■ **REQUIRED WORK**: Every entry needs to be reproduced exactly.

**********

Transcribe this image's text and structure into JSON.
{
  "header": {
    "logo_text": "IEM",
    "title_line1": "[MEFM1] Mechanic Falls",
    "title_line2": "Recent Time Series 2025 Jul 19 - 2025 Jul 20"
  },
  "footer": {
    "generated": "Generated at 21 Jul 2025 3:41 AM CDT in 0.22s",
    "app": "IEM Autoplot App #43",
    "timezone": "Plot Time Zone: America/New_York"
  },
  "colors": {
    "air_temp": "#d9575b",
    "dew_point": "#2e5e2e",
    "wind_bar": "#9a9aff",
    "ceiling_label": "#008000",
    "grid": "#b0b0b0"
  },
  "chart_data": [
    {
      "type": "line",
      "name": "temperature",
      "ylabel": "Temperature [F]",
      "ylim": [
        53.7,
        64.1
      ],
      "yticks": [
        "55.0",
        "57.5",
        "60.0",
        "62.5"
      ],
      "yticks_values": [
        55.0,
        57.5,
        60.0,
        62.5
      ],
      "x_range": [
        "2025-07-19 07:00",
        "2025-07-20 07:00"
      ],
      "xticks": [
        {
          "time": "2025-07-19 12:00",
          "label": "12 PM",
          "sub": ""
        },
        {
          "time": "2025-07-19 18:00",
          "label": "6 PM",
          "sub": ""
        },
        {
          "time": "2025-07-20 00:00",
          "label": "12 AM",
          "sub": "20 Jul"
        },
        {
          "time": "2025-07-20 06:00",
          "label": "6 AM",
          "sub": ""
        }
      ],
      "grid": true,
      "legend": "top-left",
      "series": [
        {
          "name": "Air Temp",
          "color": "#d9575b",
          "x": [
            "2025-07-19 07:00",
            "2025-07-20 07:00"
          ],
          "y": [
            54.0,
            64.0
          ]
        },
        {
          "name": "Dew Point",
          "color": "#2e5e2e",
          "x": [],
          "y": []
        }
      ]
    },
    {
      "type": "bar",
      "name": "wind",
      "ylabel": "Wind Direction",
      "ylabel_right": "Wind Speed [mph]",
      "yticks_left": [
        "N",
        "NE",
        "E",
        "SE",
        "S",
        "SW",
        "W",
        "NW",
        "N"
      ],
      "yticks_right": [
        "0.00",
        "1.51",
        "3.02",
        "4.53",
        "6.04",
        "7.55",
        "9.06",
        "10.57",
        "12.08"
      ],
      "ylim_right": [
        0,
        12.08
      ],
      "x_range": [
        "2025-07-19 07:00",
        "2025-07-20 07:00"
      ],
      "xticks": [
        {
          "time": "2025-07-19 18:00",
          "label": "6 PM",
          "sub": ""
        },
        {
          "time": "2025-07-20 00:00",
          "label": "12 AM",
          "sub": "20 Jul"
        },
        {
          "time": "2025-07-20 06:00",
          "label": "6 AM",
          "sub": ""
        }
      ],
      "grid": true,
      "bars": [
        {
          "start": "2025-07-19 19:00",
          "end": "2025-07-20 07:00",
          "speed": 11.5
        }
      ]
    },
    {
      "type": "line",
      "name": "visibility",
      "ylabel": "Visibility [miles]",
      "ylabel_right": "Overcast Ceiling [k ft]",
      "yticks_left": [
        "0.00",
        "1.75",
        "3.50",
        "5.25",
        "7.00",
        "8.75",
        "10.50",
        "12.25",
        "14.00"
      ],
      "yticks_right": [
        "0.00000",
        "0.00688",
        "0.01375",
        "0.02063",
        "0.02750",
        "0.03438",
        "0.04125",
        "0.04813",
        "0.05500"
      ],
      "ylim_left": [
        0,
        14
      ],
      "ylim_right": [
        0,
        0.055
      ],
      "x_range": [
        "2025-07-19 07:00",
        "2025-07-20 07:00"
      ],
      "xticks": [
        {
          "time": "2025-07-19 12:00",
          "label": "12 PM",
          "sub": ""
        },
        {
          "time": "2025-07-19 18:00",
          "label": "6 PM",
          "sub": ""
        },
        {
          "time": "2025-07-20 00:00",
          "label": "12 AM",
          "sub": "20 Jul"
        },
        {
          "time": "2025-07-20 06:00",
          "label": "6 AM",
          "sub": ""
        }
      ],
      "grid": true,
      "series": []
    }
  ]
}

**********

■ **TASK ANSWER**:
Transcribe this image's text and structure into JSON.
{
  "header": {
    "logo_text": "IEM",
    "title_line1": "[MEFM1] Mechanic Falls",
    "title_line2": "Recent Time Series 2025 Jul 19 - 2025 Jul 20"
  },
  "footer": {
    "generated": "Generated at 21 Jul 2025 3:41 AM CDT in 0.22s",
    "app": "IEM Autoplot App #43",
    "timezone": "Plot Time Zone: America/New_York"
  },
  "colors": {
    "air_temp": "#d9575b",
    "dew_point": "#2e5e2e",
    "wind_bar": "#9a9aff",
    "ceiling_label": "#008000",
    "grid": "#b0b0b0"
  },
  "chart_data": [
    {
      "type": "line",
      "name": "temperature",
      "ylabel": "Temperature [F]",
      "ylim": [
        53.7,
        64.1
      ],
      "yticks": [
        "55.0",
        "57.5",
        "60.0",
        "62.5"
      ],
      "yticks_values": [
        55.0,
        57.5,
        60.0,
        62.5
      ],
      "x_range": [
        "2025-07-19 07:00",
        "2025-07-20 07:00"
      ],
      "xticks": [
        {
          "time": "2025-07-19 12:00",
          "label": "12 PM",
          "sub": ""
        },
        {
          "time": "2025-07-19 18:00",
          "label": "6 PM",
          "sub": ""
        },
        {
          "time": "2025-07-20 00:00",
          "label": "12 AM",
          "sub": "20 Jul"
        },
        {
          "time": "2025-07-20 06:00",
          "label": "6 AM",
          "sub": ""
        }
      ],
      "grid": true,
      "legend": "top-left",
      "series": [
        {
          "name": "Air Temp",
          "color": "#d9575b",
          "x": [
            "2025-07-19 07:00",
            "2025-07-20 07:00"
          ],
          "y": [
            54.0,
            64.0
          ]
        },
        {
          "name": "Dew Point",
          "color": "#2e5e2e",
          "x": [],
          "y": []
        }
      ]
    },
    {
      "type": "bar",
      "name": "wind",
      "ylabel": "Wind Direction",
      "ylabel_right": "Wind Speed [mph]",
      "yticks_left": [
        "N",
        "NE",
        "E",
        "SE",
        "S",
        "SW",
        "W",
        "NW",
        "N"
      ],
      "yticks_right": [
        "0.00",
        "1.51",
        "3.02",
        "4.53",
        "6.04",
        "7.55",
        "9.06",
        "10.57",
        "12.08"
      ],
      "ylim_right": [
        0,
        12.08
      ],
      "x_range": [
        "2025-07-19 07:00",
        "2025-07-20 07:00"
      ],
      "xticks": [
        {
          "time": "2025-07-19 18:00",
          "label": "6 PM",
          "sub": ""
        },
        {
          "time": "2025-07-20 00:00",
          "label": "12 AM",
          "sub": "20 Jul"
        },
        {
          "time": "2025-07-20 06:00",
          "label": "6 AM",
          "sub": ""
        }
      ],
      "grid": true,
      "bars": [
        {
          "start": "2025-07-19 19:00",
          "end": "2025-07-20 07:00",
          "speed": 11.5
        }
      ]
    },
    {
      "type": "line",
      "name": "visibility",
      "ylabel": "Visibility [miles]",
      "ylabel_right": "Overcast Ceiling [k ft]",
      "yticks_left": [
        "0.00",
        "1.75",
        "3.50",
        "5.25",
        "7.00",
        "8.75",
        "10.50",
        "12.25",
        "14.00"
      ],
      "yticks_right": [
        "0.00000",
        "0.00688",
        "0.01375",
        "0.02063",
        "0.02750",
        "0.03438",
        "0.04125",
        "0.04813",
        "0.05500"
      ],
      "ylim_left": [
        0,
        14
      ],
      "ylim_right": [
        0,
        0.055
      ],
      "x_range": [
        "2025-07-19 07:00",
        "2025-07-20 07:00"
      ],
      "xticks": [
        {
          "time": "2025-07-19 12:00",
          "label": "12 PM",
          "sub": ""
        },
        {
          "time": "2025-07-19 18:00",
          "label": "6 PM",
          "sub": ""
        },
        {
          "time": "2025-07-20 00:00",
          "label": "12 AM",
          "sub": "20 Jul"
        },
        {
          "time": "2025-07-20 06:00",
          "label": "6 AM",
          "sub": ""
        }
      ],
      "grid": true,
      "series": []
    }
  ]
}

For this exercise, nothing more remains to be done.